§ Your task: Write out the lines below as a numbered list, omitting any blank lines and any pictures.

[START Exercise data]

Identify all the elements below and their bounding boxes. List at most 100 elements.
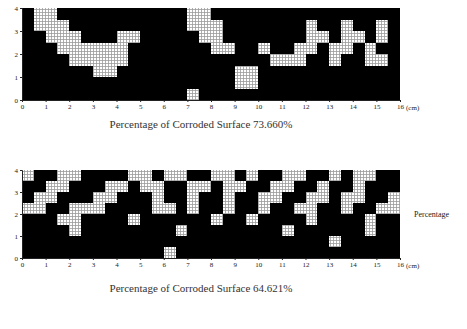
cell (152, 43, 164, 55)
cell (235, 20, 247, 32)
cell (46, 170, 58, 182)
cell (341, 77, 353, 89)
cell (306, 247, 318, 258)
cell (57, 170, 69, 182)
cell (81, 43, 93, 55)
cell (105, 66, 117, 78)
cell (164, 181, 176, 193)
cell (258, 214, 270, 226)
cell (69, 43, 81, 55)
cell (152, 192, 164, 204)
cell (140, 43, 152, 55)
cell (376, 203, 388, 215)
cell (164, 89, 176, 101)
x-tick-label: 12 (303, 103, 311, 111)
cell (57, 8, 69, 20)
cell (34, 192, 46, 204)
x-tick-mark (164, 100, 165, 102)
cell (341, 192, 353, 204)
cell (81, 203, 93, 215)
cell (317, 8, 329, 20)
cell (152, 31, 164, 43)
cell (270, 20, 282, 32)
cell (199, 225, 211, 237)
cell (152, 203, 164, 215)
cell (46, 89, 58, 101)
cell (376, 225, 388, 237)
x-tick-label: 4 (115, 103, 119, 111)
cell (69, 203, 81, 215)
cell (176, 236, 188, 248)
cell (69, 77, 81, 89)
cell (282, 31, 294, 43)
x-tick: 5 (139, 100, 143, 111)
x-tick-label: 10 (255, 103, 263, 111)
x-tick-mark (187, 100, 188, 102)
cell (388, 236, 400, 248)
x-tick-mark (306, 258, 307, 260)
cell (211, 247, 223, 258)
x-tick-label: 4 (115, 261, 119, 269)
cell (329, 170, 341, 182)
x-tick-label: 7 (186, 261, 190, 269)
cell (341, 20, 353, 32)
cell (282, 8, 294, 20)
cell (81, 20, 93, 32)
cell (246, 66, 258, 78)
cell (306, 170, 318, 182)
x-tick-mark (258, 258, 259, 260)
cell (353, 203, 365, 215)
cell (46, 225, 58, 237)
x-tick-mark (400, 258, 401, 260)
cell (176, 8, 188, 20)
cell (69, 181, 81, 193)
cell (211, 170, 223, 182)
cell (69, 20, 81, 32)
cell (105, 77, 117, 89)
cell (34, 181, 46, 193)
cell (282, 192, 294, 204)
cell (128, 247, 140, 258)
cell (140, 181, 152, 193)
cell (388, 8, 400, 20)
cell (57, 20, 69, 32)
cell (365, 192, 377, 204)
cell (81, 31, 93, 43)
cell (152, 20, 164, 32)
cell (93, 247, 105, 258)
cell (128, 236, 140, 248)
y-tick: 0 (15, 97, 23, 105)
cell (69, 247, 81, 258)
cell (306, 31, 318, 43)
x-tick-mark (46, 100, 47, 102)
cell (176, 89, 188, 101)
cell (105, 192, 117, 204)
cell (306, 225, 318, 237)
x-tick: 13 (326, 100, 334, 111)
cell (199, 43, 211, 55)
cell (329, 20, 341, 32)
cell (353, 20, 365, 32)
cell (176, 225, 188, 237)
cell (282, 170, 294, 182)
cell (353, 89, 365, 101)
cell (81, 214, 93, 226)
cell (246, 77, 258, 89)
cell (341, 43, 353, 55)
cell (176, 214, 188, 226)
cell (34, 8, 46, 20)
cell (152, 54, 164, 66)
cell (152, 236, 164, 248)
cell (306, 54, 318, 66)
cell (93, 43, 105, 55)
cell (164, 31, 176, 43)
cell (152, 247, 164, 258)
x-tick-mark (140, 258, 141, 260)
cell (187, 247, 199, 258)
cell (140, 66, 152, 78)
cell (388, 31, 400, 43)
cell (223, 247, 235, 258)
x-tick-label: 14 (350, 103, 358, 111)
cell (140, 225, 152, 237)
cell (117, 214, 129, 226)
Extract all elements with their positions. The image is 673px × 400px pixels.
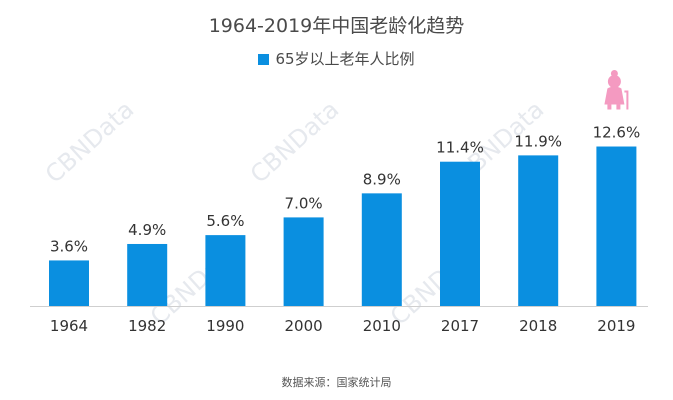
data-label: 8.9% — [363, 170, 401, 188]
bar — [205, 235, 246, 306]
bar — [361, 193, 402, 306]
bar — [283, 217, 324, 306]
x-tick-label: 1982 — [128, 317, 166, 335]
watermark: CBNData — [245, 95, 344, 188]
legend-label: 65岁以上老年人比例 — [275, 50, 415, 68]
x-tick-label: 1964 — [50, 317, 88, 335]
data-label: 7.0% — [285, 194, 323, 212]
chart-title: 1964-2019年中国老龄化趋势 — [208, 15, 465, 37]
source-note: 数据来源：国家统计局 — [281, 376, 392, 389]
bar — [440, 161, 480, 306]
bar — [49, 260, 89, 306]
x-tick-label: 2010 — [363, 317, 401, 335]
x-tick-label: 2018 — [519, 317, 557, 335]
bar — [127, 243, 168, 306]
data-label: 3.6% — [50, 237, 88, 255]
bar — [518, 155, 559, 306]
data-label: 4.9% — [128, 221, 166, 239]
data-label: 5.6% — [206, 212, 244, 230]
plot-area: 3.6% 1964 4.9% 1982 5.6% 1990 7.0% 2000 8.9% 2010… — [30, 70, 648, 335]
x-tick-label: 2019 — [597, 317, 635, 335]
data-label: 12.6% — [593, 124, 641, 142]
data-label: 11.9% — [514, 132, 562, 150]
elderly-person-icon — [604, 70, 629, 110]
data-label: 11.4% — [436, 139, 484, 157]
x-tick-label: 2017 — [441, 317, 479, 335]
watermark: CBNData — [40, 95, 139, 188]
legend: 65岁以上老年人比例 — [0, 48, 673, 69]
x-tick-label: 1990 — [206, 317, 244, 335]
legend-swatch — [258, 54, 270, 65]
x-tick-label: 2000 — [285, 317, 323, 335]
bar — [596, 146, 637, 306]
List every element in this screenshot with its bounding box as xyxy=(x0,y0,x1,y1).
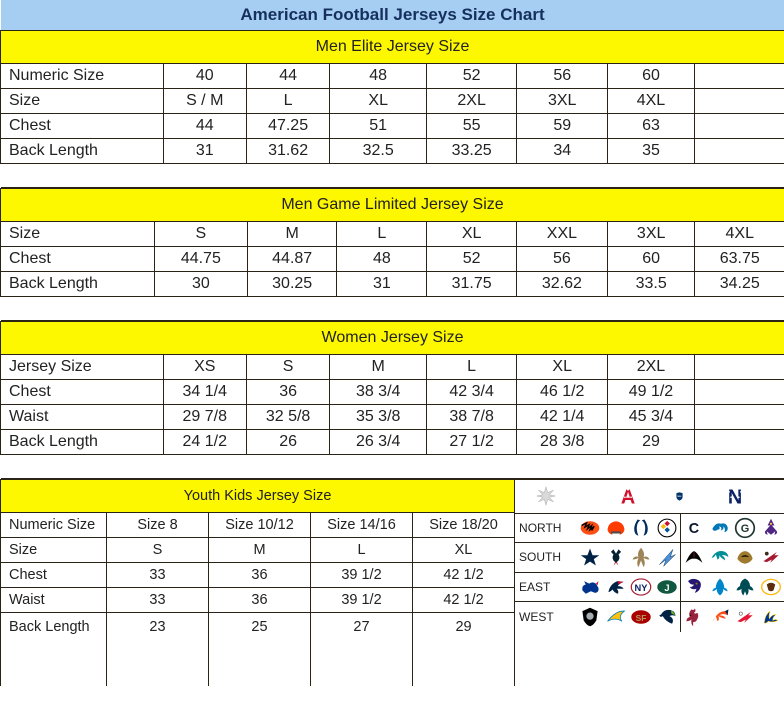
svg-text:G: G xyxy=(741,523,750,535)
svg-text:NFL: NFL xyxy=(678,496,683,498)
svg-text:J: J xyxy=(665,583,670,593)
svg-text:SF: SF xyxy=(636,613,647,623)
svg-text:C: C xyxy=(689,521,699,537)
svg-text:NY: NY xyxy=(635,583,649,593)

[END Exercise data]

§ Reply to the exercise:
1. Identify all the elements below and their bounding boxes. List at most 100 elements.
2. cell (152, 43, 164, 55)
3. cell (235, 20, 247, 32)
4. cell (46, 170, 58, 182)
5. cell (341, 77, 353, 89)
6. cell (306, 247, 318, 258)
7. cell (57, 170, 69, 182)
8. cell (81, 43, 93, 55)
9. cell (105, 66, 117, 78)
10. cell (164, 181, 176, 193)
11. cell (258, 214, 270, 226)
12. cell (69, 43, 81, 55)
13. cell (152, 192, 164, 204)
14. cell (140, 43, 152, 55)
15. cell (376, 203, 388, 215)
16. cell (164, 89, 176, 101)
17. x-tick-label: 12 (303, 103, 311, 111)
18. cell (57, 8, 69, 20)
19. cell (34, 192, 46, 204)
20. x-tick-mark (164, 100, 165, 102)
21. cell (341, 192, 353, 204)
22. cell (81, 203, 93, 215)
23. cell (317, 8, 329, 20)
24. cell (152, 31, 164, 43)
25. cell (270, 20, 282, 32)
26. cell (199, 225, 211, 237)
27. cell (152, 203, 164, 215)
28. cell (46, 89, 58, 101)
29. cell (376, 225, 388, 237)
30. x-tick-label: 4 (115, 103, 119, 111)
31. cell (69, 203, 81, 215)
32. cell (176, 236, 188, 248)
33. cell (69, 77, 81, 89)
34. cell (282, 31, 294, 43)
35. x-tick: 5 (139, 100, 143, 111)
36. x-tick-label: 10 (255, 103, 263, 111)
37. x-tick-mark (187, 100, 188, 102)
38. cell (388, 236, 400, 248)
39. x-tick-mark (306, 258, 307, 260)
40. cell (211, 247, 223, 258)
41. x-tick-label: 4 (115, 261, 119, 269)
42. cell (329, 170, 341, 182)
43. x-tick-label: 7 (186, 261, 190, 269)
44. cell (341, 20, 353, 32)
45. cell (282, 8, 294, 20)
46. cell (81, 20, 93, 32)
47. cell (246, 66, 258, 78)
48. cell (306, 170, 318, 182)
49. x-tick-mark (258, 258, 259, 260)
50. cell (353, 203, 365, 215)
51. cell (46, 225, 58, 237)
52. x-tick-mark (400, 258, 401, 260)
53. cell (176, 8, 188, 20)
54. cell (69, 181, 81, 193)
55. cell (211, 170, 223, 182)
56. cell (69, 20, 81, 32)
57. cell (105, 77, 117, 89)
58. cell (34, 181, 46, 193)
59. cell (282, 192, 294, 204)
60. cell (128, 247, 140, 258)
61. cell (140, 181, 152, 193)
62. cell (388, 8, 400, 20)
63. cell (57, 20, 69, 32)
64. cell (365, 192, 377, 204)
65. cell (81, 31, 93, 43)
66. cell (152, 20, 164, 32)
67. cell (93, 247, 105, 258)
68. cell (128, 236, 140, 248)
69. y-tick: 0 (15, 97, 23, 105)
70. cell (69, 247, 81, 258)
71. cell (306, 31, 318, 43)
72. x-tick-mark (46, 100, 47, 102)
73. cell (176, 89, 188, 101)
74. cell (105, 192, 117, 204)
75. cell (306, 225, 318, 237)
76. x-tick: 13 (326, 100, 334, 111)
77. cell (199, 43, 211, 55)
78. cell (329, 20, 341, 32)
79. cell (353, 20, 365, 32)
80. cell (176, 225, 188, 237)
81. cell (282, 170, 294, 182)
82. cell (353, 89, 365, 101)
83. cell (81, 214, 93, 226)
84. cell (246, 77, 258, 89)
85. cell (341, 43, 353, 55)
86. cell (176, 214, 188, 226)
87. cell (34, 8, 46, 20)
88. cell (152, 54, 164, 66)
89. cell (152, 236, 164, 248)
90. cell (306, 54, 318, 66)
91. cell (93, 43, 105, 55)
92. cell (164, 31, 176, 43)
93. cell (152, 247, 164, 258)
94. x-tick-mark (140, 258, 141, 260)
95. cell (187, 247, 199, 258)
96. cell (140, 66, 152, 78)
97. cell (388, 31, 400, 43)
98. cell (223, 247, 235, 258)
99. x-tick-label: 14 (350, 103, 358, 111)
100. cell (140, 225, 152, 237)
101. cell (117, 214, 129, 226)
102. Extract all elements with their positions. The image is 673px × 400px pixels.
103. data-label: 8.9% — [363, 170, 401, 188]
104. bar — [205, 235, 246, 306]
105. bar — [361, 193, 402, 306]
106. bar — [283, 217, 324, 306]
107. x-tick-label: 1982 — [128, 317, 166, 335]
108. watermark: CBNData — [245, 95, 344, 188]
109. legend-label: 65岁以上老年人比例 — [275, 50, 415, 68]
110. x-tick-label: 1964 — [50, 317, 88, 335]
111. data-label: 7.0% — [285, 194, 323, 212]
112. chart-title: 1964-2019年中国老龄化趋势 — [208, 15, 465, 37]
113. source-note: 数据来源：国家统计局 — [281, 376, 392, 389]
114. bar — [440, 161, 480, 306]
115. bar — [49, 260, 89, 306]
116. x-tick-label: 2010 — [363, 317, 401, 335]
117. x-tick-label: 2018 — [519, 317, 557, 335]
118. bar — [127, 243, 168, 306]
119. data-label: 3.6% — [50, 237, 88, 255]
120. bar — [518, 155, 559, 306]
121. data-label: 4.9% — [128, 221, 166, 239]
122. data-label: 5.6% — [206, 212, 244, 230]
123. plot-area: 3.6% 1964 4.9% 1982 5.6% 1990 7.0% 2000 8.9% 2010… — [30, 70, 648, 335]
124. x-tick-label: 2019 — [597, 317, 635, 335]
125. data-label: 12.6% — [593, 124, 641, 142]
126. data-label: 11.9% — [514, 132, 562, 150]
127. elderly-person-icon — [604, 70, 629, 110]
128. data-label: 11.4% — [436, 139, 484, 157]
129. x-tick-label: 2017 — [441, 317, 479, 335]
130. watermark: CBNData — [40, 95, 139, 188]
131. legend: 65岁以上老年人比例 — [0, 48, 673, 69]
132. x-tick-label: 1990 — [206, 317, 244, 335]
133. legend-swatch — [258, 54, 270, 65]
134. x-tick-label: 2000 — [285, 317, 323, 335]
135. bar — [596, 146, 637, 306]
136. List every element in this screenshot with its bounding box as xyxy=(x0,y0,x1,y1).
137. svg-text:G: G xyxy=(741,523,750,535)
138. svg-text:NFL: NFL xyxy=(678,496,683,498)
139. svg-text:J: J xyxy=(665,583,670,593)
140. svg-text:SF: SF xyxy=(636,613,647,623)
141. svg-text:C: C xyxy=(689,521,699,537)
142. svg-text:NY: NY xyxy=(635,583,649,593)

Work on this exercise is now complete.